What is needed
Write out every entry exactly as it stands.

========================================

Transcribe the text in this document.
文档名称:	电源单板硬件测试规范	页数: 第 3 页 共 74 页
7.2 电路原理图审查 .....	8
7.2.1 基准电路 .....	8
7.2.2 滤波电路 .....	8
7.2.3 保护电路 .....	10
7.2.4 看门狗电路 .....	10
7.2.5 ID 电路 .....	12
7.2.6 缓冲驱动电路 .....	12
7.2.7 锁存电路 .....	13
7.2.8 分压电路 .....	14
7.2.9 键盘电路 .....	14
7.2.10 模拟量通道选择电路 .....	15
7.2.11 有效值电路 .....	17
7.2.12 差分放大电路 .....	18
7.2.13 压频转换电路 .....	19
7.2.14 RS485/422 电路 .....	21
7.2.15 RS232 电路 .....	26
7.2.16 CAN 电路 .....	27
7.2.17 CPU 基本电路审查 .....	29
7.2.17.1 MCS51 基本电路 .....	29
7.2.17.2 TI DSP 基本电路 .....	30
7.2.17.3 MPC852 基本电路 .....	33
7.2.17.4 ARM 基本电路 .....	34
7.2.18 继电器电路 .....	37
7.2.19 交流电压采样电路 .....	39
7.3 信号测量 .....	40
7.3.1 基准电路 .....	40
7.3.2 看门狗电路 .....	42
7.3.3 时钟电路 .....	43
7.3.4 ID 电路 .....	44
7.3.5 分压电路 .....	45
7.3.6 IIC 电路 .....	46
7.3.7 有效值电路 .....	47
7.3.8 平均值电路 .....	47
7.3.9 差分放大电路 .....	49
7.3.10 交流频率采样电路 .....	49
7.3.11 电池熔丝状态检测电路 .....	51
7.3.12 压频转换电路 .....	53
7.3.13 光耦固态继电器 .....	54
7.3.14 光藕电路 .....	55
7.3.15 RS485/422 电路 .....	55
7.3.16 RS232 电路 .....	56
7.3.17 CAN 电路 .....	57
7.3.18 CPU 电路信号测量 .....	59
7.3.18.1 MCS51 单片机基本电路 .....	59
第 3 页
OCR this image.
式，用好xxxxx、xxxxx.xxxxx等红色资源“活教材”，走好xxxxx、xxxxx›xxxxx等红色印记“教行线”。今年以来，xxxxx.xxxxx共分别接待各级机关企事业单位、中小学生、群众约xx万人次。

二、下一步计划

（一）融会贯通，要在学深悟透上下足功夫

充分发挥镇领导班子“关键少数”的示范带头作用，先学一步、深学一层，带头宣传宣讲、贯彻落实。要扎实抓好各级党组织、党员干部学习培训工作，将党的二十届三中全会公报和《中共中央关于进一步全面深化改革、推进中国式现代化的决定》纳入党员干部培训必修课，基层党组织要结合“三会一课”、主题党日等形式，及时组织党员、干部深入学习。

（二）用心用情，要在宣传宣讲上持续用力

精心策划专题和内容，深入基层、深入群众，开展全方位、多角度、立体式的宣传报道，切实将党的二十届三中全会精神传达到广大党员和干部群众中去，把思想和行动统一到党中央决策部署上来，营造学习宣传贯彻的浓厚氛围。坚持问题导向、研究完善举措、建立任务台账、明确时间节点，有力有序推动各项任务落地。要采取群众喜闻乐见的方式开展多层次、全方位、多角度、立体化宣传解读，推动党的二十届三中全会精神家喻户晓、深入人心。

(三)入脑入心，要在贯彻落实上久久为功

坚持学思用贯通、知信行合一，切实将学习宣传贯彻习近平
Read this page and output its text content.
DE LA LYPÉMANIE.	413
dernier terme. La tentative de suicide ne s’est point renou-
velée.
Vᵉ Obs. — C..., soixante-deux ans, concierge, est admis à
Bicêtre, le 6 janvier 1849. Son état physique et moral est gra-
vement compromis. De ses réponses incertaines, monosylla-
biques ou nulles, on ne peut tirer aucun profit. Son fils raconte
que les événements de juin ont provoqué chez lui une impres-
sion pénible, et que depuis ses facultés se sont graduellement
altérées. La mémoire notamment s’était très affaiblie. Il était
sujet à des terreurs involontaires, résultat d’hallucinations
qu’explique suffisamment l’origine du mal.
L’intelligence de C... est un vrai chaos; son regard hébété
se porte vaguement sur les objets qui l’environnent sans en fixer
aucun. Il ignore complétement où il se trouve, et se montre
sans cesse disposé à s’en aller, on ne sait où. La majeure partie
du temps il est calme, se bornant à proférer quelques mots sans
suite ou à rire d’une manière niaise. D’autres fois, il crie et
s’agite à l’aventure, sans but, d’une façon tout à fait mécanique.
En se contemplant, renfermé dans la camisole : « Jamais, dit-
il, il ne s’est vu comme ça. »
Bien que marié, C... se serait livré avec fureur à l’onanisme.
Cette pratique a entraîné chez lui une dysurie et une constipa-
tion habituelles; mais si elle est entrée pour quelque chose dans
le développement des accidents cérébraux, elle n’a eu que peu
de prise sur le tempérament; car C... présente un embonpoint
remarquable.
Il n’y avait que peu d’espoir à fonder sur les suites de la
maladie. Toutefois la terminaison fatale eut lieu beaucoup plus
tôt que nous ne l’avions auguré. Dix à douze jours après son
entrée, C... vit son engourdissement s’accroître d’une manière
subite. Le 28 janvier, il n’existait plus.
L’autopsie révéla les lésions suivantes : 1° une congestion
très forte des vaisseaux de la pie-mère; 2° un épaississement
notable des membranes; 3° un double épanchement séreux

========================================

Completed task
Transcribe the text in this document.
文档名称:	电源单板硬件测试规范	页数: 第 3 页 共 74 页
7.2 电路原理图审查 .....	8
7.2.1 基准电路 .....	8
7.2.2 滤波电路 .....	8
7.2.3 保护电路 .....	10
7.2.4 看门狗电路 .....	10
7.2.5 ID 电路 .....	12
7.2.6 缓冲驱动电路 .....	12
7.2.7 锁存电路 .....	13
7.2.8 分压电路 .....	14
7.2.9 键盘电路 .....	14
7.2.10 模拟量通道选择电路 .....	15
7.2.11 有效值电路 .....	17
7.2.12 差分放大电路 .....	18
7.2.13 压频转换电路 .....	19
7.2.14 RS485/422 电路 .....	21
7.2.15 RS232 电路 .....	26
7.2.16 CAN 电路 .....	27
7.2.17 CPU 基本电路审查 .....	29
7.2.17.1 MCS51 基本电路 .....	29
7.2.17.2 TI DSP 基本电路 .....	30
7.2.17.3 MPC852 基本电路 .....	33
7.2.17.4 ARM 基本电路 .....	34
7.2.18 继电器电路 .....	37
7.2.19 交流电压采样电路 .....	39
7.3 信号测量 .....	40
7.3.1 基准电路 .....	40
7.3.2 看门狗电路 .....	42
7.3.3 时钟电路 .....	43
7.3.4 ID 电路 .....	44
7.3.5 分压电路 .....	45
7.3.6 IIC 电路 .....	46
7.3.7 有效值电路 .....	47
7.3.8 平均值电路 .....	47
7.3.9 差分放大电路 .....	49
7.3.10 交流频率采样电路 .....	49
7.3.11 电池熔丝状态检测电路 .....	51
7.3.12 压频转换电路 .....	53
7.3.13 光耦固态继电器 .....	54
7.3.14 光藕电路 .....	55
7.3.15 RS485/422 电路 .....	55
7.3.16 RS232 电路 .....	56
7.3.17 CAN 电路 .....	57
7.3.18 CPU 电路信号测量 .....	59
7.3.18.1 MCS51 单片机基本电路 .....	59
第 3 页
OCR this image.
式，用好xxxxx、xxxxx.xxxxx等红色资源“活教材”，走好xxxxx、xxxxx›xxxxx等红色印记“教行线”。今年以来，xxxxx.xxxxx共分别接待各级机关企事业单位、中小学生、群众约xx万人次。

二、下一步计划

（一）融会贯通，要在学深悟透上下足功夫

充分发挥镇领导班子“关键少数”的示范带头作用，先学一步、深学一层，带头宣传宣讲、贯彻落实。要扎实抓好各级党组织、党员干部学习培训工作，将党的二十届三中全会公报和《中共中央关于进一步全面深化改革、推进中国式现代化的决定》纳入党员干部培训必修课，基层党组织要结合“三会一课”、主题党日等形式，及时组织党员、干部深入学习。

（二）用心用情，要在宣传宣讲上持续用力

精心策划专题和内容，深入基层、深入群众，开展全方位、多角度、立体式的宣传报道，切实将党的二十届三中全会精神传达到广大党员和干部群众中去，把思想和行动统一到党中央决策部署上来，营造学习宣传贯彻的浓厚氛围。坚持问题导向、研究完善举措、建立任务台账、明确时间节点，有力有序推动各项任务落地。要采取群众喜闻乐见的方式开展多层次、全方位、多角度、立体化宣传解读，推动党的二十届三中全会精神家喻户晓、深入人心。

(三)入脑入心，要在贯彻落实上久久为功

坚持学思用贯通、知信行合一，切实将学习宣传贯彻习近平
Read this page and output its text content.
DE LA LYPÉMANIE.	413
dernier terme. La tentative de suicide ne s’est point renou-
velée.
Vᵉ Obs. — C..., soixante-deux ans, concierge, est admis à
Bicêtre, le 6 janvier 1849. Son état physique et moral est gra-
vement compromis. De ses réponses incertaines, monosylla-
biques ou nulles, on ne peut tirer aucun profit. Son fils raconte
que les événements de juin ont provoqué chez lui une impres-
sion pénible, et que depuis ses facultés se sont graduellement
altérées. La mémoire notamment s’était très affaiblie. Il était
sujet à des terreurs involontaires, résultat d’hallucinations
qu’explique suffisamment l’origine du mal.
L’intelligence de C... est un vrai chaos; son regard hébété
se porte vaguement sur les objets qui l’environnent sans en fixer
aucun. Il ignore complétement où il se trouve, et se montre
sans cesse disposé à s’en aller, on ne sait où. La majeure partie
du temps il est calme, se bornant à proférer quelques mots sans
suite ou à rire d’une manière niaise. D’autres fois, il crie et
s’agite à l’aventure, sans but, d’une façon tout à fait mécanique.
En se contemplant, renfermé dans la camisole : « Jamais, dit-
il, il ne s’est vu comme ça. »
Bien que marié, C... se serait livré avec fureur à l’onanisme.
Cette pratique a entraîné chez lui une dysurie et une constipa-
tion habituelles; mais si elle est entrée pour quelque chose dans
le développement des accidents cérébraux, elle n’a eu que peu
de prise sur le tempérament; car C... présente un embonpoint
remarquable.
Il n’y avait que peu d’espoir à fonder sur les suites de la
maladie. Toutefois la terminaison fatale eut lieu beaucoup plus
tôt que nous ne l’avions auguré. Dix à douze jours après son
entrée, C... vit son engourdissement s’accroître d’une manière
subite. Le 28 janvier, il n’existait plus.
L’autopsie révéla les lésions suivantes : 1° une congestion
très forte des vaisseaux de la pie-mère; 2° un épaississement
notable des membranes; 3° un double épanchement séreux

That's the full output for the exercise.